- [Task details]:
I need every line of the material below that includes the string "Quadrula".

- [Extracted material]:

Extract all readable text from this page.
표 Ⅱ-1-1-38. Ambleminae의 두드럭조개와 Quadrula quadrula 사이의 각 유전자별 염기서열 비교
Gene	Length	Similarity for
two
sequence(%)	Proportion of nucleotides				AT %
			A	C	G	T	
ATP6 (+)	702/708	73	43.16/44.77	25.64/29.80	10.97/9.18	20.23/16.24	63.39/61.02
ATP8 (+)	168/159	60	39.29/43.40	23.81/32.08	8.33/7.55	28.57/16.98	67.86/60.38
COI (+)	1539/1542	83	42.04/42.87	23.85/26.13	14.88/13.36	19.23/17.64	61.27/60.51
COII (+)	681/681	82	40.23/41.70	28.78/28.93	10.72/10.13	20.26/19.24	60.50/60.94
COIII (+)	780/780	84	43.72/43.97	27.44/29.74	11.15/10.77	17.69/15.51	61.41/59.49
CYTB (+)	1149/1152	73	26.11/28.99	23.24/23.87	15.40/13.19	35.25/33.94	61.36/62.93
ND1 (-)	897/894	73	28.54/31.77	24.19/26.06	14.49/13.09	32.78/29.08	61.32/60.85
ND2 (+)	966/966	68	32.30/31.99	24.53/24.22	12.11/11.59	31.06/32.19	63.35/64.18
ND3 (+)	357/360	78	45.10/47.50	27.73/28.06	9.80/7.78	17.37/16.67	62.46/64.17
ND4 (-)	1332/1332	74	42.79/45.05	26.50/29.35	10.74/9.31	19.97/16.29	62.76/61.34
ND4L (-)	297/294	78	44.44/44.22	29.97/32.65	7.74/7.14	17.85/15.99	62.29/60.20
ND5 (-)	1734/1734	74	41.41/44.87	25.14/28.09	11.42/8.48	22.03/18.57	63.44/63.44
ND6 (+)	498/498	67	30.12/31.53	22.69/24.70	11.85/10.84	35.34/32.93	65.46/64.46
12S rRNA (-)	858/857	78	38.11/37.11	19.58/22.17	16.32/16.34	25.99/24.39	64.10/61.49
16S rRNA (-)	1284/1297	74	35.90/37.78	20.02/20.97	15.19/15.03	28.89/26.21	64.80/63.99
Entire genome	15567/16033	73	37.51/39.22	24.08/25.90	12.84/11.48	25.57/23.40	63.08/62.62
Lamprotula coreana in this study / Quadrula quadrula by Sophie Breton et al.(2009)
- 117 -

- [Written answer]:
표 Ⅱ-1-1-38. Ambleminae의 두드럭조개와 Quadrula quadrula 사이의 각 유전자별 염기서열 비교
Lamprotula coreana in this study / Quadrula quadrula by Sophie Breton et al.(2009)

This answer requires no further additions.